- GIVEN PASSAGE
Compilation album by The Twilight Sad
- Released: 8 December 2008
- Recorded: 2006–2008
- Venue: O2 ABC Glasgow (live tracks)
- Studio: Chem19 Studios; home recordings (demos and studio tracks)
- Genre: Indie rock, shoegazing
- Length: 49:49
- Language: Scottish English
- Label: FatCat
- Producer: The Twilight Sad

The Twilight Sad chronology
| Here, It Never Snowed. Afterwards It Did (2008) | The Twilight Sad Killed My Parents and Hit the Road (2008) | Forget the Night Ahead (2009) |

= Killed My Parents and Hit the Road =

The Twilight Sad Killed My Parents and Hit the Road is a compilation album by Scottish indie rock band The Twilight Sad, released by FatCat Records on 8 December 2008. The compilation is composed of live tracks, covers and previously unreleased material, and was made to "help fund their tour with Mogwai" in late 2008. The compilation was initially limited to 1,000 CD copies only, and was only made available at live shows, in independent record shops, and at FatCat's official website. The CD has not been repressed, but the album was made available digitally shortly after the CD release, and pressed on vinyl for the first time in November 2019.

- DATA EXTRACT
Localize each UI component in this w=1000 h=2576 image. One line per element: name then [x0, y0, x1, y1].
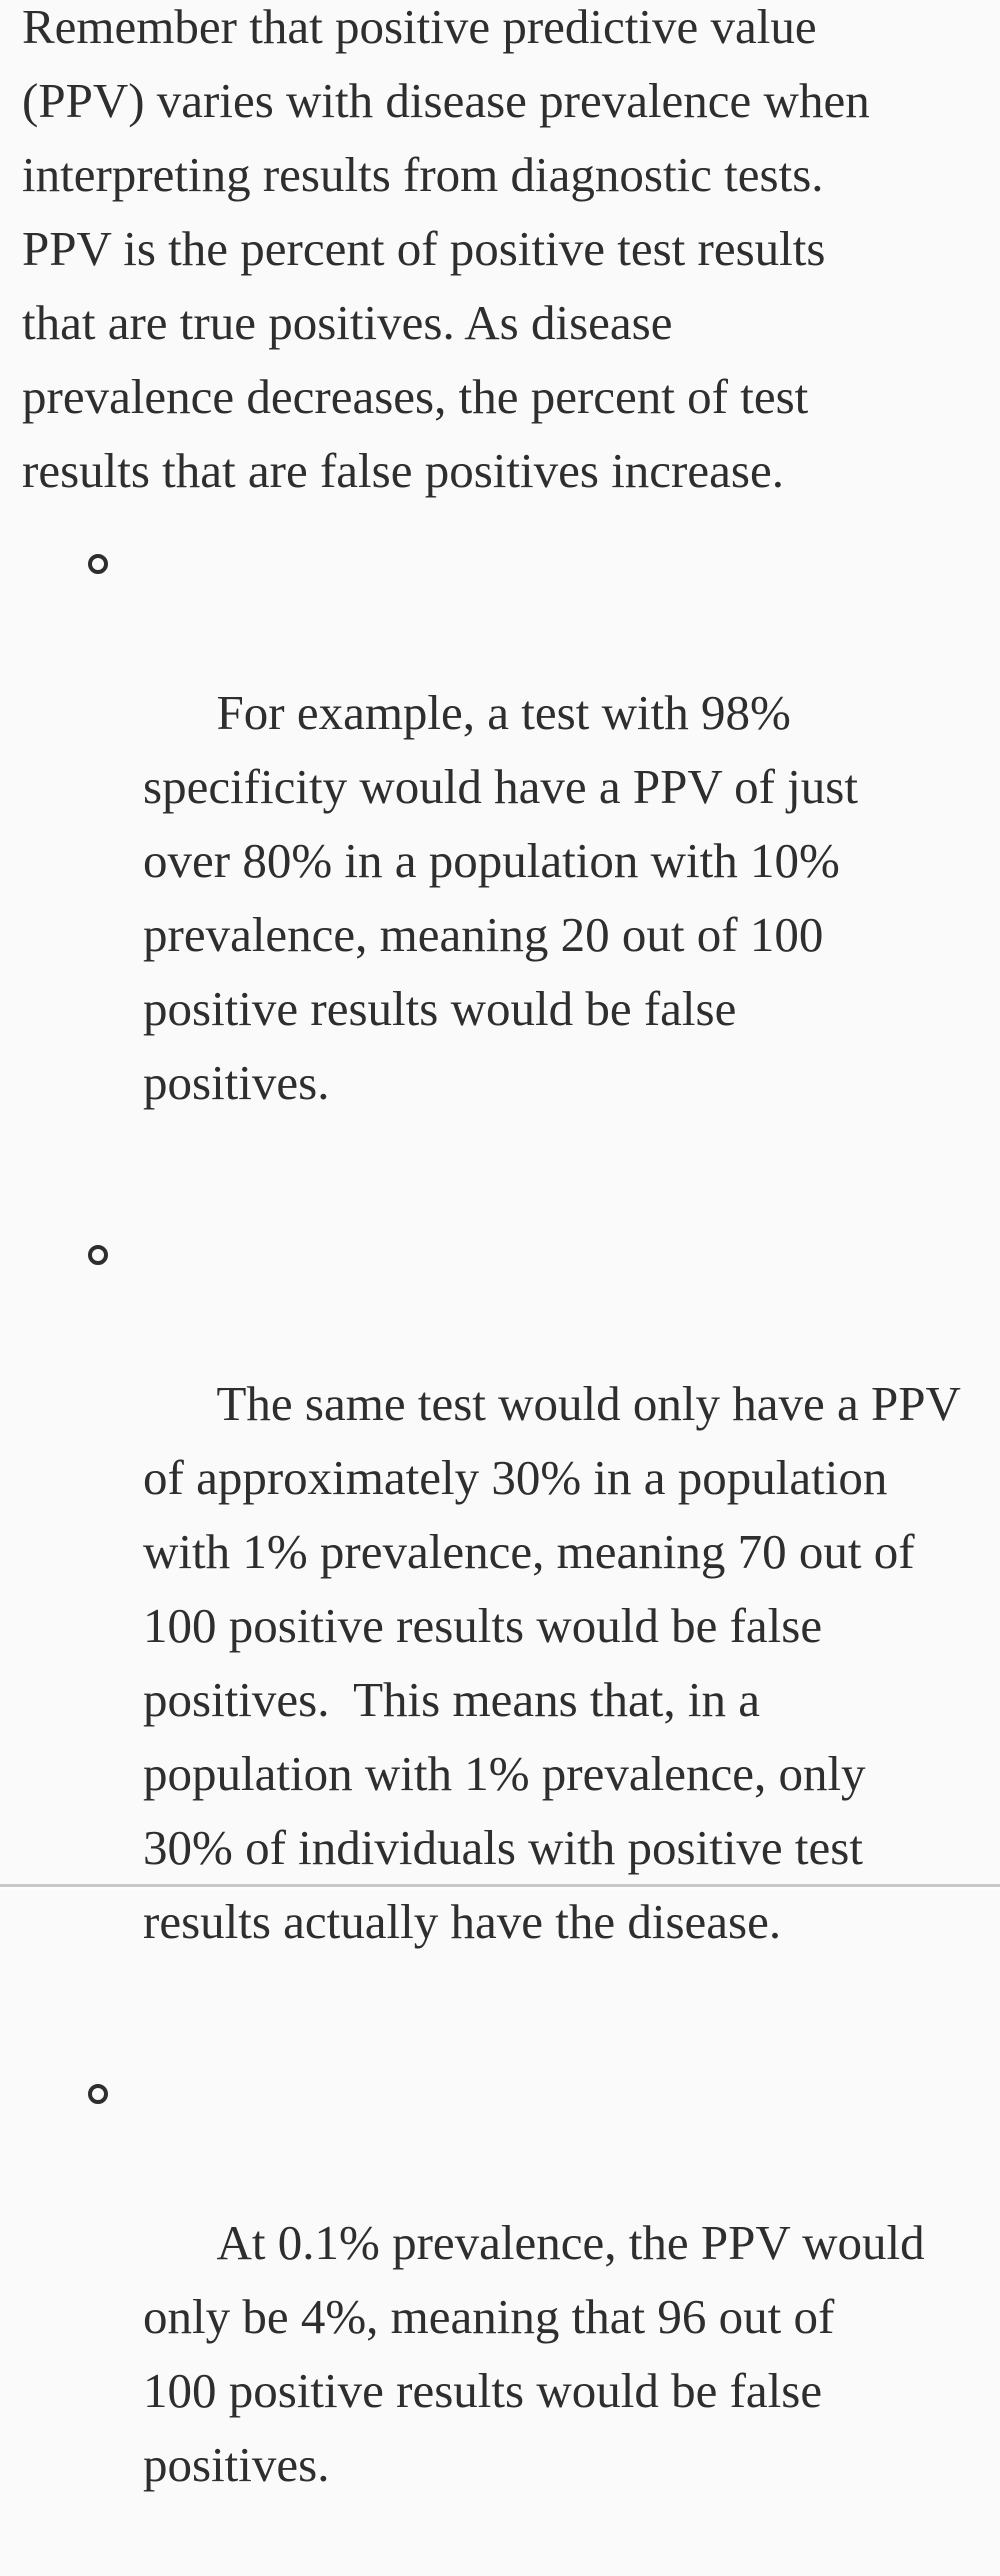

- PROBLEM A
Reproduce the section of the compilation album text starting at "The Twilight Sad Killed My Parents and Hit the Road is" and ending at "in November 2019.".
- PROBLEM B
According to the compilation album text, how many CD copies was the release initially limited to?

- WORKED SOLUTION A
The Twilight Sad Killed My Parents and Hit the Road is a compilation album by Scottish indie rock band The Twilight Sad, released by FatCat Records on 8 December 2008. The compilation is composed of live tracks, covers and previously unreleased material, and was made to "help fund their tour with Mogwai" in late 2008. The compilation was initially limited to 1,000 CD copies only, and was only made available at live shows, in independent record shops, and at FatCat's official website. The CD has not been repressed, but the album was made available digitally shortly after the CD release, and pressed on vinyl for the first time in November 2019.

- WORKED SOLUTION B
1,000 CD copies.